Copy each line that contains the string "name".
====
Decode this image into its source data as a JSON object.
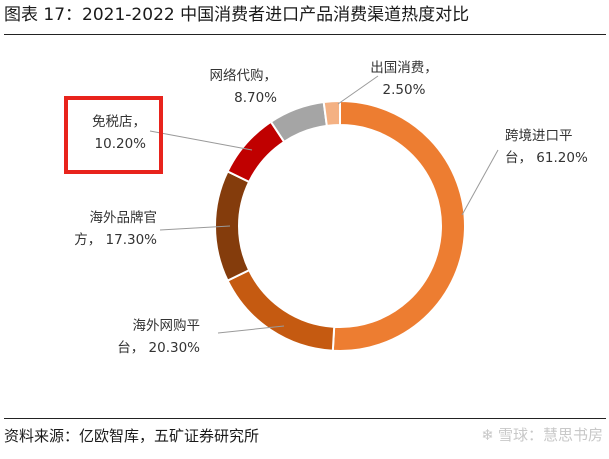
{
  "title": "图表 17：2021-2022 中国消费者进口产品消费渠道热度对比",
  "source": "资料来源：亿欧智库，五矿证券研究所",
  "watermark": "雪球：慧思书房",
  "highlight_color": "#e8231c",
  "chart_data": {
    "type": "pie",
    "style": "donut",
    "start": "top, clockwise",
    "slices": [
      {
        "name": "跨境进口平台",
        "value": 61.2,
        "label_line1": "跨境进口平",
        "label_line2": "台， 61.20%",
        "color": "#ed7d31"
      },
      {
        "name": "海外网购平台",
        "value": 20.3,
        "label_line1": "海外网购平",
        "label_line2": "台， 20.30%",
        "color": "#c55a11"
      },
      {
        "name": "海外品牌官方",
        "value": 17.3,
        "label_line1": "海外品牌官",
        "label_line2": "方， 17.30%",
        "color": "#843c0c"
      },
      {
        "name": "免税店",
        "value": 10.2,
        "label_line1": "免税店，",
        "label_line2": "10.20%",
        "color": "#c00000",
        "highlighted": true
      },
      {
        "name": "网络代购",
        "value": 8.7,
        "label_line1": "网络代购，",
        "label_line2": "8.70%",
        "color": "#a5a5a5"
      },
      {
        "name": "出国消费",
        "value": 2.5,
        "label_line1": "出国消费，",
        "label_line2": "2.50%",
        "color": "#f4b183"
      }
    ]
  }
}
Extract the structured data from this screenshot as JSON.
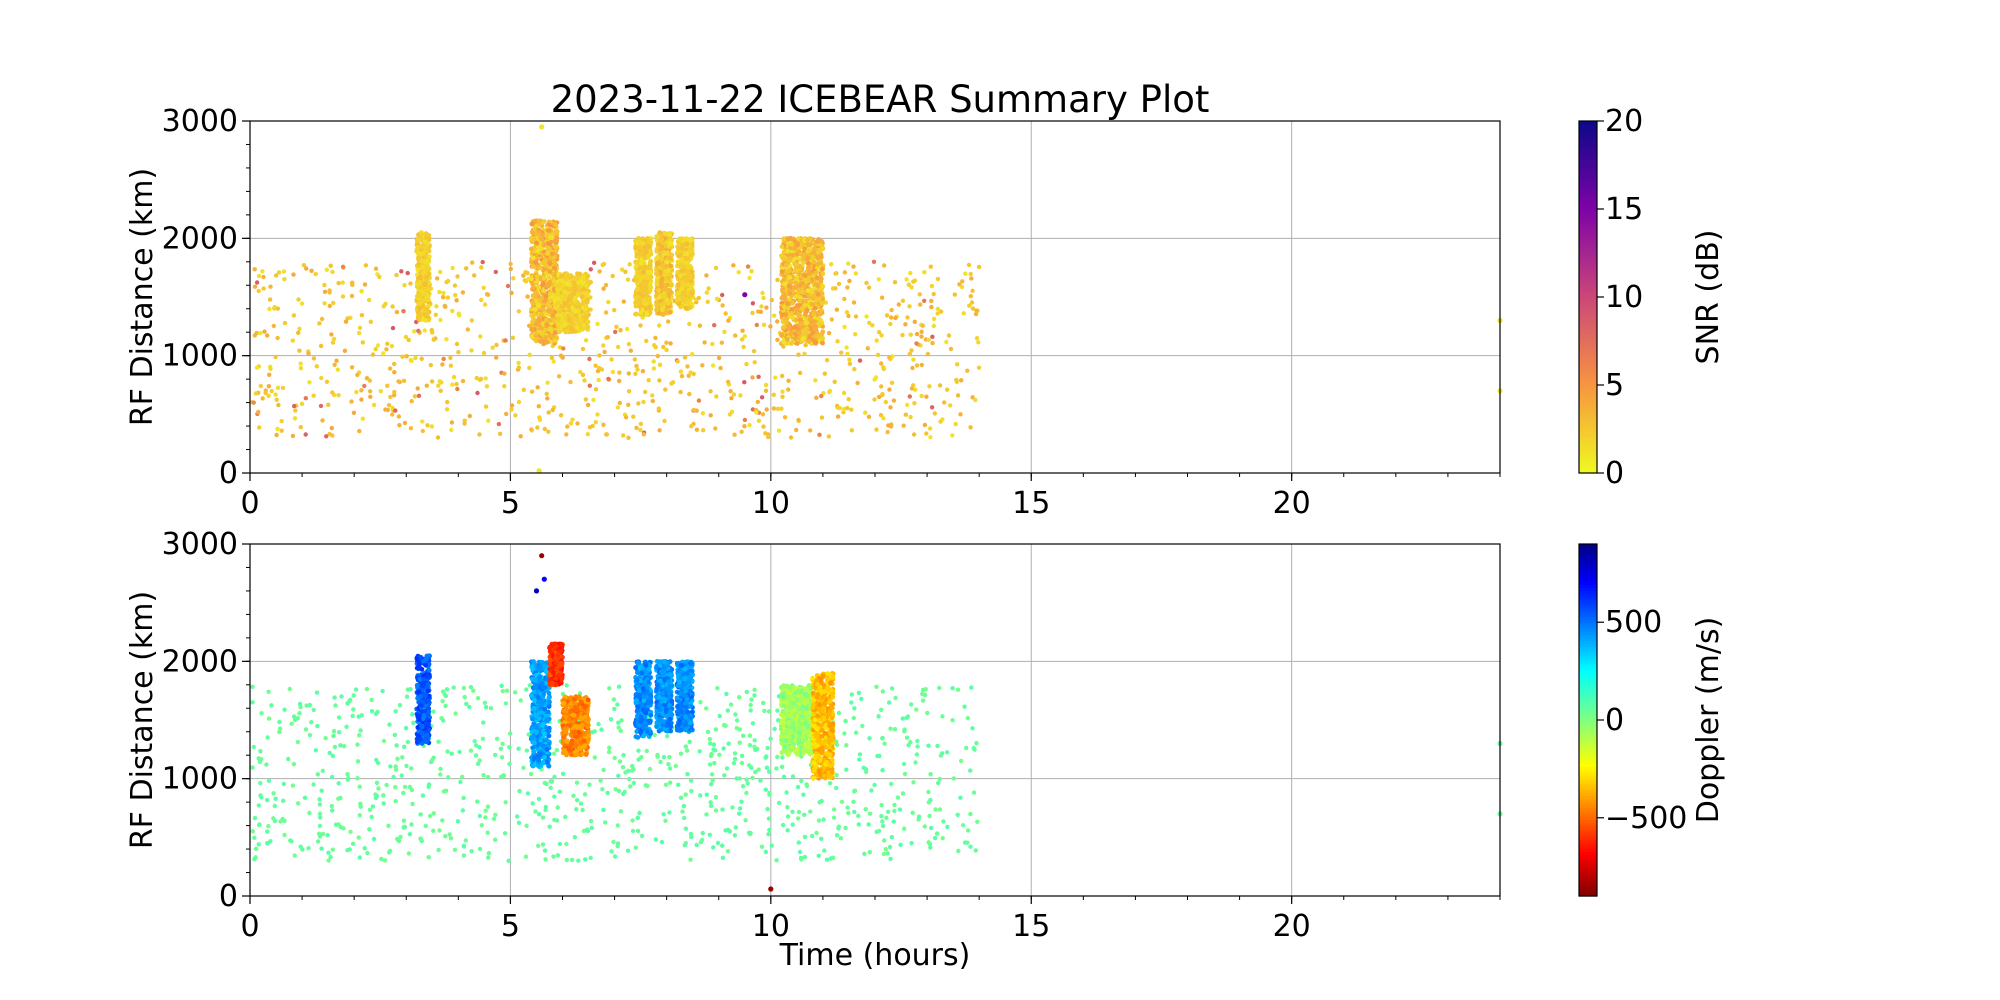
{
  "figure": {
    "title": "2023-11-22 ICEBEAR Summary Plot"
  },
  "chart_data": [
    {
      "type": "scatter",
      "panel": "top",
      "title": "2023-11-22 ICEBEAR Summary Plot",
      "xlabel": "",
      "ylabel": "RF Distance (km)",
      "xlim": [
        0,
        24
      ],
      "ylim": [
        0,
        3000
      ],
      "xticks": [
        0,
        5,
        10,
        15,
        20
      ],
      "yticks": [
        0,
        1000,
        2000,
        3000
      ],
      "grid": true,
      "color_variable": "SNR (dB)",
      "colorbar": {
        "label": "SNR (dB)",
        "range": [
          0,
          20
        ],
        "ticks": [
          0,
          5,
          10,
          15,
          20
        ],
        "colormap": "plasma_r"
      },
      "background_scatter": {
        "t_range": [
          0,
          14
        ],
        "range_km": [
          300,
          1800
        ],
        "snr_db_typical": [
          1,
          4
        ]
      },
      "echo_clusters": [
        {
          "t_hours": [
            3.2,
            3.45
          ],
          "range_km": [
            1300,
            2050
          ],
          "snr_db": [
            1,
            3
          ]
        },
        {
          "t_hours": [
            5.4,
            5.9
          ],
          "range_km": [
            1100,
            2150
          ],
          "snr_db": [
            1,
            5
          ]
        },
        {
          "t_hours": [
            5.9,
            6.5
          ],
          "range_km": [
            1200,
            1700
          ],
          "snr_db": [
            1,
            3
          ]
        },
        {
          "t_hours": [
            7.4,
            7.7
          ],
          "range_km": [
            1350,
            2000
          ],
          "snr_db": [
            1,
            3
          ]
        },
        {
          "t_hours": [
            7.8,
            8.1
          ],
          "range_km": [
            1350,
            2050
          ],
          "snr_db": [
            1,
            4
          ]
        },
        {
          "t_hours": [
            8.2,
            8.5
          ],
          "range_km": [
            1400,
            2000
          ],
          "snr_db": [
            1,
            3
          ]
        },
        {
          "t_hours": [
            10.2,
            11.0
          ],
          "range_km": [
            1100,
            2000
          ],
          "snr_db": [
            1,
            5
          ]
        }
      ],
      "notable_points": [
        {
          "t_hours": 5.6,
          "range_km": 2950,
          "snr_db": 1
        },
        {
          "t_hours": 5.55,
          "range_km": 20,
          "snr_db": 1
        },
        {
          "t_hours": 9.5,
          "range_km": 1520,
          "snr_db": 15
        },
        {
          "t_hours": 24,
          "range_km": 1300,
          "snr_db": 1
        },
        {
          "t_hours": 24,
          "range_km": 700,
          "snr_db": 1
        }
      ]
    },
    {
      "type": "scatter",
      "panel": "bottom",
      "title": "",
      "xlabel": "Time (hours)",
      "ylabel": "RF Distance (km)",
      "xlim": [
        0,
        24
      ],
      "ylim": [
        0,
        3000
      ],
      "xticks": [
        0,
        5,
        10,
        15,
        20
      ],
      "yticks": [
        0,
        1000,
        2000,
        3000
      ],
      "grid": true,
      "color_variable": "Doppler (m/s)",
      "colorbar": {
        "label": "Doppler (m/s)",
        "range": [
          -900,
          900
        ],
        "ticks": [
          -500,
          0,
          500
        ],
        "colormap": "jet_r"
      },
      "background_scatter": {
        "t_range": [
          0,
          14
        ],
        "range_km": [
          300,
          1800
        ],
        "doppler_ms_typical": 50
      },
      "echo_clusters": [
        {
          "t_hours": [
            3.2,
            3.45
          ],
          "range_km": [
            1300,
            2050
          ],
          "doppler_ms": 550
        },
        {
          "t_hours": [
            5.4,
            5.75
          ],
          "range_km": [
            1100,
            2000
          ],
          "doppler_ms": 420
        },
        {
          "t_hours": [
            5.75,
            6.0
          ],
          "range_km": [
            1800,
            2150
          ],
          "doppler_ms": -600
        },
        {
          "t_hours": [
            6.0,
            6.5
          ],
          "range_km": [
            1200,
            1700
          ],
          "doppler_ms": -450
        },
        {
          "t_hours": [
            7.4,
            7.7
          ],
          "range_km": [
            1350,
            2000
          ],
          "doppler_ms": 450
        },
        {
          "t_hours": [
            7.8,
            8.1
          ],
          "range_km": [
            1400,
            2000
          ],
          "doppler_ms": 450
        },
        {
          "t_hours": [
            8.2,
            8.5
          ],
          "range_km": [
            1400,
            2000
          ],
          "doppler_ms": 450
        },
        {
          "t_hours": [
            10.2,
            10.8
          ],
          "range_km": [
            1200,
            1800
          ],
          "doppler_ms": -50
        },
        {
          "t_hours": [
            10.8,
            11.2
          ],
          "range_km": [
            1000,
            1900
          ],
          "doppler_ms": -350
        }
      ],
      "notable_points": [
        {
          "t_hours": 5.6,
          "range_km": 2900,
          "doppler_ms": -850
        },
        {
          "t_hours": 5.5,
          "range_km": 2600,
          "doppler_ms": 800
        },
        {
          "t_hours": 5.65,
          "range_km": 2700,
          "doppler_ms": 700
        },
        {
          "t_hours": 10.0,
          "range_km": 60,
          "doppler_ms": -850
        },
        {
          "t_hours": 24,
          "range_km": 1300,
          "doppler_ms": 50
        },
        {
          "t_hours": 24,
          "range_km": 700,
          "doppler_ms": 50
        }
      ]
    }
  ]
}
====
Complete output:
        "name": "跨境进口平台",
        "name": "海外网购平台",
        "name": "海外品牌官方",
        "name": "免税店",
        "name": "网络代购",
        "name": "出国消费",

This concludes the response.